Copy out every row from the one that contains "Patent image size: (1270, 981)." down to the one that contains "The tubing 120 is at (455, 137).", word for word, both of those included.

--- START ---

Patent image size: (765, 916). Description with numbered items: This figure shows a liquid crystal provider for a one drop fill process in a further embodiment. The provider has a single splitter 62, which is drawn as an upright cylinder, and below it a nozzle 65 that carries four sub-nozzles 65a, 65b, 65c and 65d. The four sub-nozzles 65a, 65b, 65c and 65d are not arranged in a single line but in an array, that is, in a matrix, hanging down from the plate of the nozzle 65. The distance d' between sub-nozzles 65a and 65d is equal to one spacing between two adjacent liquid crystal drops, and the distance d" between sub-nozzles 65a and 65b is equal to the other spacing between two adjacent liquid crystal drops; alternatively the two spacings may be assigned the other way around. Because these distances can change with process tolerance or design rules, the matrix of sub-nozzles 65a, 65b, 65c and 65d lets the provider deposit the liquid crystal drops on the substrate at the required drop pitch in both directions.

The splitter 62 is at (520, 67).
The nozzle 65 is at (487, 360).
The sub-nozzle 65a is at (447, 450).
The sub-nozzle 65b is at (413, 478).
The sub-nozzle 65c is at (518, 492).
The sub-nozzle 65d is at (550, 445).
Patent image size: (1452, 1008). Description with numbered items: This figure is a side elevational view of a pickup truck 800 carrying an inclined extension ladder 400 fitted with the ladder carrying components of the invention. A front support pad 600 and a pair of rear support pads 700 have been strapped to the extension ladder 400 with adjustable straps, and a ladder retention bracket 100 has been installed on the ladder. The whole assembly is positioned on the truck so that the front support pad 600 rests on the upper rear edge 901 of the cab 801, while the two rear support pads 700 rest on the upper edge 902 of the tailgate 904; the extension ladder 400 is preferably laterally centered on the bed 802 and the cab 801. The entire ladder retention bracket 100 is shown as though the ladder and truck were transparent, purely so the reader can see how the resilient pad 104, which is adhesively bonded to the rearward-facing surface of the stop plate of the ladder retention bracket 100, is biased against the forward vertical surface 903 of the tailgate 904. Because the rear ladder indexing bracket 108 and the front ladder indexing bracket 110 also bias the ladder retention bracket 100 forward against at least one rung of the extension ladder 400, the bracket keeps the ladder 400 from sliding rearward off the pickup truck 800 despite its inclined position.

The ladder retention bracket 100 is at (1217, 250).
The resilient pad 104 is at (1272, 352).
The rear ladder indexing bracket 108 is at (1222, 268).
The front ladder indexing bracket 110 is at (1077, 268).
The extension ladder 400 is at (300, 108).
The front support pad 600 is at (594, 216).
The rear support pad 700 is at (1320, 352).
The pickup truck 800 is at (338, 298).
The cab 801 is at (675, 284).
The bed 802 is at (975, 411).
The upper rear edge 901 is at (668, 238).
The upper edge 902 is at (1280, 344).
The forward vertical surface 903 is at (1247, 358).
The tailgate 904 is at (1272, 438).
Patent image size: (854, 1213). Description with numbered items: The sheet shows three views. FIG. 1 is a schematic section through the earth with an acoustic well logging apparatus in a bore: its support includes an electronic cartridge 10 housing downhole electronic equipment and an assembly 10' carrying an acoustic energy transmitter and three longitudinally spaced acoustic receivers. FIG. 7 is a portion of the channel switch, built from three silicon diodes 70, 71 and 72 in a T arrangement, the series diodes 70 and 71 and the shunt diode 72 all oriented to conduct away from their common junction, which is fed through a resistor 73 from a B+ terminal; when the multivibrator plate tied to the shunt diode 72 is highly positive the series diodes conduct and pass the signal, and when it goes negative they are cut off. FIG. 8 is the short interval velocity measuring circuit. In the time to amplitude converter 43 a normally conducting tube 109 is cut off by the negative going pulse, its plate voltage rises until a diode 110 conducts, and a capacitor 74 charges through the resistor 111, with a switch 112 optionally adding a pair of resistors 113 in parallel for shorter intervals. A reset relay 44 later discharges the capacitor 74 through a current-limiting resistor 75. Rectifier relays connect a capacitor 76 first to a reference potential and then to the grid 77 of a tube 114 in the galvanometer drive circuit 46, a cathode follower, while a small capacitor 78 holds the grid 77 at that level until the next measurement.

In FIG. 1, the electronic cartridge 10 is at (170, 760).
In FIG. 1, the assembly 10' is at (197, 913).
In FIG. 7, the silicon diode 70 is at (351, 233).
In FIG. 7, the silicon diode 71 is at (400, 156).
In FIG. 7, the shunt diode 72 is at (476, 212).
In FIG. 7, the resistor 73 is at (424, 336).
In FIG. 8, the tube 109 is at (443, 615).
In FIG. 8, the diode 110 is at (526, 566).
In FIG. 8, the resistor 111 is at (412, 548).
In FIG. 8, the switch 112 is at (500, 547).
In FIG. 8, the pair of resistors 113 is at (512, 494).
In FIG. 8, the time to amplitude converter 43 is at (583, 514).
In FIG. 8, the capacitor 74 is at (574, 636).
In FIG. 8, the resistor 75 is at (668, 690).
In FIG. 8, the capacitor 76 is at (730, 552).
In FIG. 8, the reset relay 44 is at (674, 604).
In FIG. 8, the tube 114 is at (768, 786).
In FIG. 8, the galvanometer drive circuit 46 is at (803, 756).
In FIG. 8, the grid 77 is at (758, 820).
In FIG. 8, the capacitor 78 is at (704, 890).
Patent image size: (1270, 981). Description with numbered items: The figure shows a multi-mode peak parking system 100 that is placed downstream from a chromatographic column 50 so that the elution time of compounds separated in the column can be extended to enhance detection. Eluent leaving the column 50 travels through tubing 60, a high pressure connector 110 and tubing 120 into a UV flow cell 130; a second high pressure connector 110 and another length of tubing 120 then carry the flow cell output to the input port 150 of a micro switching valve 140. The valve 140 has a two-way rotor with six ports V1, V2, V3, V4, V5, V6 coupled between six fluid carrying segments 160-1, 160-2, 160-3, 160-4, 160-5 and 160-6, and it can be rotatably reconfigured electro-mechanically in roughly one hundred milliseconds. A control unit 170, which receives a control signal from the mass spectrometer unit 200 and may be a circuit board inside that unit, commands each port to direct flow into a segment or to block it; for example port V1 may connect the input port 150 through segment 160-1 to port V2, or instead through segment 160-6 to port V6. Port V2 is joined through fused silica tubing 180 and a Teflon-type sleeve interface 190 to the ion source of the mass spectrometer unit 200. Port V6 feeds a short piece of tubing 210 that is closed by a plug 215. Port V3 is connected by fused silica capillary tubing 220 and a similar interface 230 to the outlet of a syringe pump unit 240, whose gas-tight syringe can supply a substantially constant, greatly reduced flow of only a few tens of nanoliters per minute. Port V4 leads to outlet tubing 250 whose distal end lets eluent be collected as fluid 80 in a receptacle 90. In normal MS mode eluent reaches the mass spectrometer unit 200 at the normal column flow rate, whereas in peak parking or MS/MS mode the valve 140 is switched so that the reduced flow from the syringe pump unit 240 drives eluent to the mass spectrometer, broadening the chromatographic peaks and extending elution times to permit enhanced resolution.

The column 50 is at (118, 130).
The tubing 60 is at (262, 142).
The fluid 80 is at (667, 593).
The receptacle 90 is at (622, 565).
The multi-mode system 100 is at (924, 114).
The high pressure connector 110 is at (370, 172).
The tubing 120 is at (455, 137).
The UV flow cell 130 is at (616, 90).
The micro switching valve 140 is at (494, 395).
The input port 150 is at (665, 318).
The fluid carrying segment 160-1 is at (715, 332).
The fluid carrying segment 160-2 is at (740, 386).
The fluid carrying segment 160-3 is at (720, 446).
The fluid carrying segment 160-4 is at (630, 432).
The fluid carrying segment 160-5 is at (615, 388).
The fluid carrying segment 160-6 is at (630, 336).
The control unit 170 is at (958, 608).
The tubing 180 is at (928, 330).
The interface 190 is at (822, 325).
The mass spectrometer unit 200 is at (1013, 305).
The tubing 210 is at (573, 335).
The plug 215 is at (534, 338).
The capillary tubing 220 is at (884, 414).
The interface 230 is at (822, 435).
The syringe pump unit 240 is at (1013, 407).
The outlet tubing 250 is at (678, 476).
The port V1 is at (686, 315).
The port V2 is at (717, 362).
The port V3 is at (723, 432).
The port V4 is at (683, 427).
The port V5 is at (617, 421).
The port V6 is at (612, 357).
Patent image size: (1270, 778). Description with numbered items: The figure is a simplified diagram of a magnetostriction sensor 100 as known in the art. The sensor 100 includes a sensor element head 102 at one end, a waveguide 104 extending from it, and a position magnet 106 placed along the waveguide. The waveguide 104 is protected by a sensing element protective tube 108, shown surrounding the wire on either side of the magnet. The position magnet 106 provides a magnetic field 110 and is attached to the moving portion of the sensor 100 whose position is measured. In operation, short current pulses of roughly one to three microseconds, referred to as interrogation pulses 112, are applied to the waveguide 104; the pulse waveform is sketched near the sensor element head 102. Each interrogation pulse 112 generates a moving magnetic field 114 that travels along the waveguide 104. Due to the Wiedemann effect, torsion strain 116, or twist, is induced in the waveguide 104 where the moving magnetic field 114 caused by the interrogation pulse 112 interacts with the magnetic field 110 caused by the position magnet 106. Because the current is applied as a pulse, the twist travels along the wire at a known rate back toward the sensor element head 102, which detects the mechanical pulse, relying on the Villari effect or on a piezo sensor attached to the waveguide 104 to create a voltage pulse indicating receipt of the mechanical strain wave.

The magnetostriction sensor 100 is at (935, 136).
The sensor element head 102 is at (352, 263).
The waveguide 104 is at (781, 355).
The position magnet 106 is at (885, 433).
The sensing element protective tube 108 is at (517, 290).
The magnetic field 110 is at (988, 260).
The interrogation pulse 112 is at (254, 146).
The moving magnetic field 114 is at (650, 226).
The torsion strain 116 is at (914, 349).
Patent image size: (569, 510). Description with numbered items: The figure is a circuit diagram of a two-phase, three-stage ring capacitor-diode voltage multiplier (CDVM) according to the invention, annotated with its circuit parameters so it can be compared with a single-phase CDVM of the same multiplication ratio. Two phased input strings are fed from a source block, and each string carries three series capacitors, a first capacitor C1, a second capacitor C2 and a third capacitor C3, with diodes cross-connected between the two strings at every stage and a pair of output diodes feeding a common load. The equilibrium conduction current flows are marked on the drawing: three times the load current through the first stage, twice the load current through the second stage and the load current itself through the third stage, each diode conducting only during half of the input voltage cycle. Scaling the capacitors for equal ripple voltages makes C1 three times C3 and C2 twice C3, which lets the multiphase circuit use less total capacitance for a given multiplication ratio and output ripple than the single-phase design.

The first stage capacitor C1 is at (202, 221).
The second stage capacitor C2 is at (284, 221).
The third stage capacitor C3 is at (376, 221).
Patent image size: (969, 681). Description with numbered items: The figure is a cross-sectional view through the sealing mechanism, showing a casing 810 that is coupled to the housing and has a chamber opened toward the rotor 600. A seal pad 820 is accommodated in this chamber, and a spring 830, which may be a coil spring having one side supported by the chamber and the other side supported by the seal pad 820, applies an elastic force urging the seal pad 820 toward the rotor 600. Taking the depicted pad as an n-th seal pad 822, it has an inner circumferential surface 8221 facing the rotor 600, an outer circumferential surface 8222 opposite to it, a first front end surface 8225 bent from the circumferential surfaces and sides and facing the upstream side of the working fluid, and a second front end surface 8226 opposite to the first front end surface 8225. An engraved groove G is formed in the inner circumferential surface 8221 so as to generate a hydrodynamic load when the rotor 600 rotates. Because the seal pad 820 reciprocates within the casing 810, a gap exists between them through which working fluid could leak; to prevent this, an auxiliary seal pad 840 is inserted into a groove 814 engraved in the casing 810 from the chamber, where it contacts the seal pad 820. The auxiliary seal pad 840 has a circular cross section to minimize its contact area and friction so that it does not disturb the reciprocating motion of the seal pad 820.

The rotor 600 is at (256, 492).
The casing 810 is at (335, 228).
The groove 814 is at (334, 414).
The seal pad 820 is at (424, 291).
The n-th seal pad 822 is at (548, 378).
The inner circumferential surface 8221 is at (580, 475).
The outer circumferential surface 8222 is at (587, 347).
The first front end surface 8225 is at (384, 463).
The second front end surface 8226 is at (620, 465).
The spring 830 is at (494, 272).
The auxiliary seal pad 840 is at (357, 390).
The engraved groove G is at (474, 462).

--- END ---

-- Written response --
Patent image size: (1270, 981). Description with numbered items: The figure shows a multi-mode peak parking system 100 that is placed downstream from a chromatographic column 50 so that the elution time of compounds separated in the column can be extended to enhance detection. Eluent leaving the column 50 travels through tubing 60, a high pressure connector 110 and tubing 120 into a UV flow cell 130; a second high pressure connector 110 and another length of tubing 120 then carry the flow cell output to the input port 150 of a micro switching valve 140. The valve 140 has a two-way rotor with six ports V1, V2, V3, V4, V5, V6 coupled between six fluid carrying segments 160-1, 160-2, 160-3, 160-4, 160-5 and 160-6, and it can be rotatably reconfigured electro-mechanically in roughly one hundred milliseconds. A control unit 170, which receives a control signal from the mass spectrometer unit 200 and may be a circuit board inside that unit, commands each port to direct flow into a segment or to block it; for example port V1 may connect the input port 150 through segment 160-1 to port V2, or instead through segment 160-6 to port V6. Port V2 is joined through fused silica tubing 180 and a Teflon-type sleeve interface 190 to the ion source of the mass spectrometer unit 200. Port V6 feeds a short piece of tubing 210 that is closed by a plug 215. Port V3 is connected by fused silica capillary tubing 220 and a similar interface 230 to the outlet of a syringe pump unit 240, whose gas-tight syringe can supply a substantially constant, greatly reduced flow of only a few tens of nanoliters per minute. Port V4 leads to outlet tubing 250 whose distal end lets eluent be collected as fluid 80 in a receptacle 90. In normal MS mode eluent reaches the mass spectrometer unit 200 at the normal column flow rate, whereas in peak parking or MS/MS mode the valve 140 is switched so that the reduced flow from the syringe pump unit 240 drives eluent to the mass spectrometer, broadening the chromatographic peaks and extending elution times to permit enhanced resolution.

The column 50 is at (118, 130).
The tubing 60 is at (262, 142).
The fluid 80 is at (667, 593).
The receptacle 90 is at (622, 565).
The multi-mode system 100 is at (924, 114).
The high pressure connector 110 is at (370, 172).
The tubing 120 is at (455, 137).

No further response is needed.